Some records
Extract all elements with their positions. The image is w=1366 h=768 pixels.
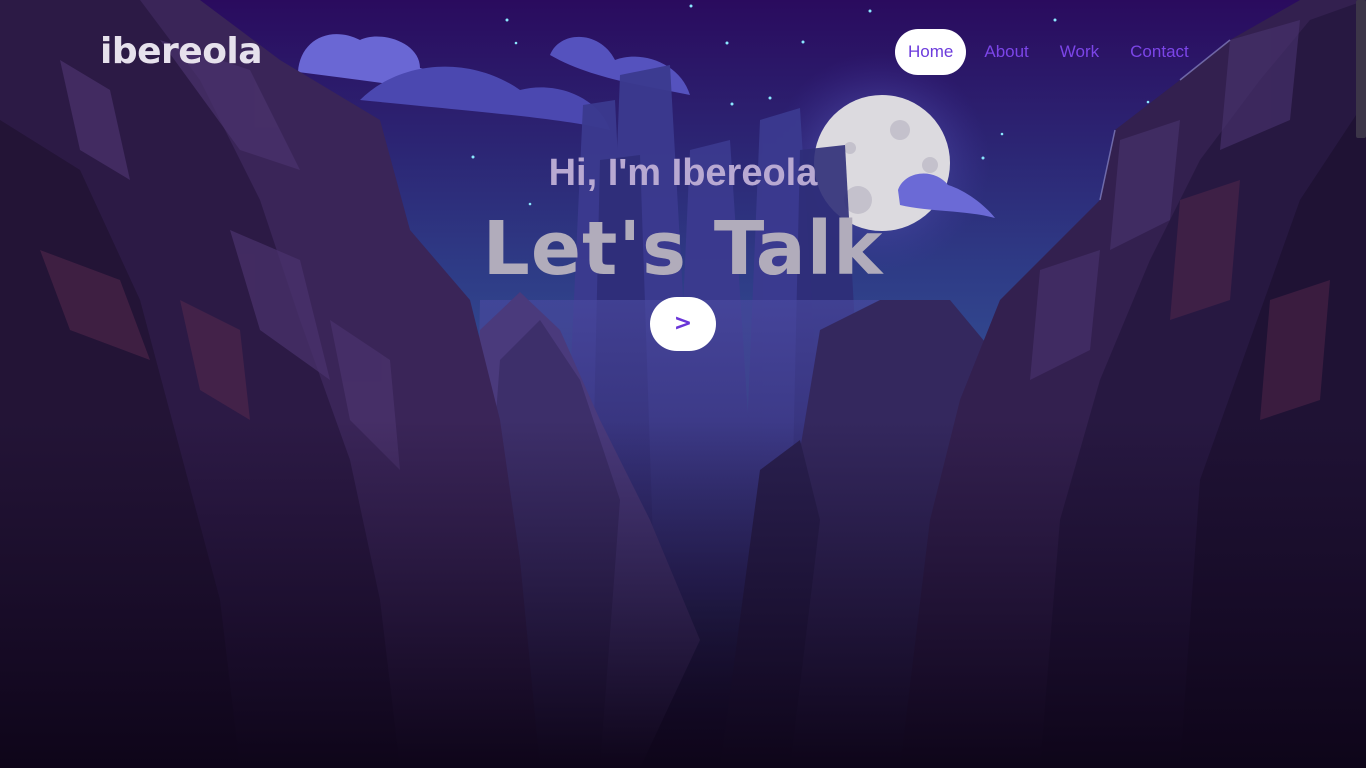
nav-about-link[interactable]: About xyxy=(971,29,1041,75)
night-canyon-illustration xyxy=(0,0,1366,768)
scrollbar-thumb[interactable] xyxy=(1356,0,1366,138)
hero-scene: ibereola Home About Work Contact Hi, I'm… xyxy=(0,0,1366,768)
nav-home-link[interactable]: Home xyxy=(895,29,967,75)
hero-title: Let's Talk xyxy=(482,206,884,292)
site-logo[interactable]: ibereola xyxy=(100,30,263,73)
main-nav: Home About Work Contact xyxy=(895,29,1207,75)
hero-greeting: Hi, I'm Ibereola xyxy=(548,152,818,194)
lets-talk-button[interactable]: > xyxy=(650,297,716,351)
scrollbar[interactable] xyxy=(1354,0,1366,768)
nav-work-link[interactable]: Work xyxy=(1047,29,1112,75)
nav-contact-link[interactable]: Contact xyxy=(1117,29,1202,75)
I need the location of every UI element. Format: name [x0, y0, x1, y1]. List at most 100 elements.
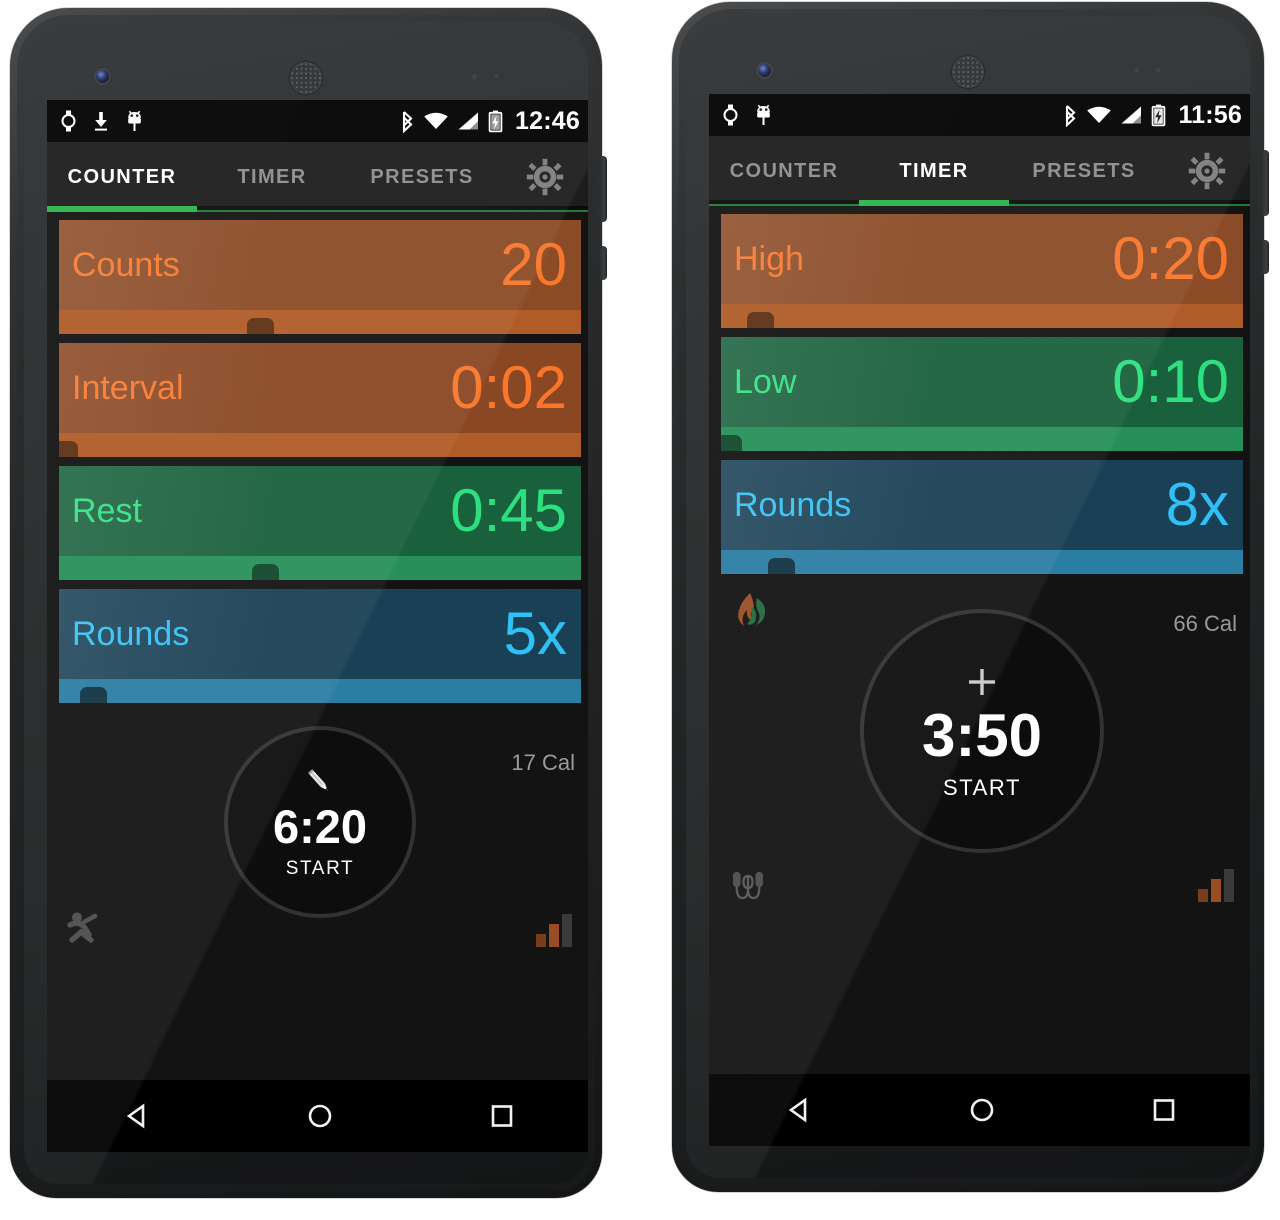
recents-icon[interactable] [1146, 1092, 1182, 1128]
proximity-sensor-icon [471, 74, 479, 81]
tab-counter[interactable]: COUNTER [47, 142, 197, 212]
setting-row-low[interactable]: Low 0:10 [721, 337, 1243, 451]
phone-screen: 11:56 COUNTER TIMER PRESETS High 0:20 Lo… [709, 94, 1250, 1074]
tab-counter[interactable]: COUNTER [709, 136, 859, 206]
row-value: 0:45 [450, 477, 567, 544]
row-value: 0:10 [1112, 348, 1229, 415]
setting-row-rounds[interactable]: Rounds 8x [721, 460, 1243, 574]
volume-button[interactable] [1262, 240, 1269, 274]
slider-track-low[interactable] [721, 427, 1243, 451]
row-label: Low [734, 362, 797, 401]
slider-thumb-low[interactable] [721, 435, 742, 451]
tab-presets[interactable]: PRESETS [347, 142, 497, 212]
phone-chin [47, 1152, 588, 1174]
android-navigation-bar [709, 1074, 1250, 1146]
bar-chart-icon[interactable] [1195, 864, 1237, 909]
android-bug-icon [757, 104, 770, 125]
phone-front-face: 12:46 COUNTER TIMER PRESETS Counts 20 In… [24, 22, 588, 1184]
tab-timer[interactable]: TIMER [197, 142, 347, 212]
light-sensor-icon [494, 74, 500, 80]
calorie-estimate: 66 Cal [1173, 611, 1237, 636]
front-camera-icon [96, 70, 109, 83]
slider-track-counts[interactable] [59, 310, 581, 334]
bar-chart-icon[interactable] [533, 909, 575, 954]
phone-device-timer: 11:56 COUNTER TIMER PRESETS High 0:20 Lo… [672, 2, 1269, 1192]
setting-row-counts[interactable]: Counts 20 [59, 220, 581, 334]
status-bar: 12:46 [47, 100, 588, 142]
phone-sensor-area [686, 16, 1250, 94]
start-timer-button[interactable]: 3:50 START [860, 609, 1104, 853]
phone-screen: 12:46 COUNTER TIMER PRESETS Counts 20 In… [47, 100, 588, 1080]
setting-row-rounds[interactable]: Rounds 5x [59, 589, 581, 703]
tab-presets[interactable]: PRESETS [1009, 136, 1159, 206]
setting-row-interval[interactable]: Interval 0:02 [59, 343, 581, 457]
start-label: START [942, 774, 1022, 800]
power-button[interactable] [1262, 150, 1269, 216]
row-value: 8x [1165, 471, 1229, 538]
counter-content: Counts 20 Interval 0:02 Rest 0:45 Rounds… [47, 212, 588, 1080]
slider-track-high[interactable] [721, 304, 1243, 328]
proximity-sensor-icon [1133, 68, 1141, 75]
tab-bar: COUNTER TIMER PRESETS [47, 142, 588, 212]
row-label: Counts [72, 245, 180, 284]
back-icon[interactable] [782, 1092, 818, 1128]
gear-icon [1188, 152, 1226, 190]
timer-zone: 66 Cal 3:50 START [721, 583, 1243, 923]
earpiece-speaker-icon [290, 62, 322, 94]
slider-thumb-rounds[interactable] [767, 558, 795, 574]
status-bar-notifications [60, 110, 144, 132]
volume-button[interactable] [600, 246, 607, 280]
status-bar-system-icons: 11:56 [1063, 101, 1242, 130]
slider-track-rounds[interactable] [721, 550, 1243, 574]
settings-button[interactable] [497, 158, 588, 196]
slider-track-interval[interactable] [59, 433, 581, 457]
slider-thumb-high[interactable] [747, 312, 775, 328]
setting-row-rest[interactable]: Rest 0:45 [59, 466, 581, 580]
tab-timer[interactable]: TIMER [859, 136, 1009, 206]
phone-sensor-area [24, 22, 588, 100]
slider-thumb-rounds[interactable] [79, 687, 107, 703]
plus-icon[interactable] [962, 662, 1002, 702]
android-bug-icon [128, 110, 141, 131]
bluetooth-icon [1066, 104, 1076, 127]
phone-chin [709, 1146, 1250, 1168]
phone-front-face: 11:56 COUNTER TIMER PRESETS High 0:20 Lo… [686, 16, 1250, 1178]
jump-rope-icon[interactable] [727, 864, 769, 909]
slider-thumb-interval[interactable] [59, 441, 78, 457]
home-icon[interactable] [302, 1098, 338, 1134]
wifi-icon [424, 112, 448, 129]
front-camera-icon [758, 64, 771, 77]
setting-row-high[interactable]: High 0:20 [721, 214, 1243, 328]
screenshot-stage: 12:46 COUNTER TIMER PRESETS Counts 20 In… [0, 0, 1280, 1220]
light-sensor-icon [1156, 68, 1162, 74]
slider-thumb-rest[interactable] [252, 564, 280, 580]
row-label: High [734, 239, 804, 278]
home-icon[interactable] [964, 1092, 1000, 1128]
back-icon[interactable] [120, 1098, 156, 1134]
settings-button[interactable] [1159, 152, 1250, 190]
slider-thumb-counts[interactable] [246, 318, 274, 334]
phone-device-counter: 12:46 COUNTER TIMER PRESETS Counts 20 In… [10, 8, 607, 1198]
gear-icon [526, 158, 564, 196]
earpiece-speaker-icon [952, 56, 984, 88]
watch-icon [61, 110, 76, 132]
status-bar-clock: 12:46 [515, 106, 580, 135]
start-label: START [285, 857, 355, 879]
battery-charging-icon [488, 110, 503, 132]
start-timer-button[interactable]: 6:20 START [224, 726, 416, 918]
row-value: 5x [503, 600, 567, 667]
slider-track-rounds[interactable] [59, 679, 581, 703]
recents-icon[interactable] [484, 1098, 520, 1134]
status-bar: 11:56 [709, 94, 1250, 136]
watch-icon [723, 104, 738, 126]
row-value: 0:20 [1112, 225, 1229, 292]
slider-track-rest[interactable] [59, 556, 581, 580]
row-label: Rounds [734, 485, 852, 524]
pencil-edit-icon[interactable] [303, 765, 337, 799]
power-button[interactable] [600, 156, 607, 222]
flame-icon[interactable] [731, 591, 769, 636]
row-label: Interval [72, 368, 184, 407]
row-value: 0:02 [450, 354, 567, 421]
status-bar-clock: 11:56 [1178, 100, 1242, 129]
situp-exercise-icon[interactable] [65, 909, 107, 954]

What the task requires | In the part of the records that opens with the line containing "nav-about-link[interactable]: About xyxy=(971,29,1041,75)" and closes with the line containing "I need the location", change "hero-title" to "hero-heading". Give only those lines, with everything else left the same.

Exercise answer |
nav-about-link[interactable]: About xyxy=(971,29,1041,75)
night-canyon-illustration xyxy=(0,0,1366,768)
scrollbar-thumb[interactable] xyxy=(1356,0,1366,138)
hero-scene: ibereola Home About Work Contact Hi, I'm… xyxy=(0,0,1366,768)
nav-home-link[interactable]: Home xyxy=(895,29,967,75)
hero-heading: Let's Talk xyxy=(482,206,884,292)
site-logo[interactable]: ibereola xyxy=(100,30,263,73)
main-nav: Home About Work Contact xyxy=(895,29,1207,75)
hero-greeting: Hi, I'm Ibereola xyxy=(548,152,818,194)
lets-talk-button[interactable]: > xyxy=(650,297,716,351)
scrollbar[interactable] xyxy=(1354,0,1366,768)
nav-work-link[interactable]: Work xyxy=(1047,29,1112,75)
nav-contact-link[interactable]: Contact xyxy=(1117,29,1202,75)
I need the location of every UI element. Format: name [x0, y0, x1, y1]. List at most 100 elements.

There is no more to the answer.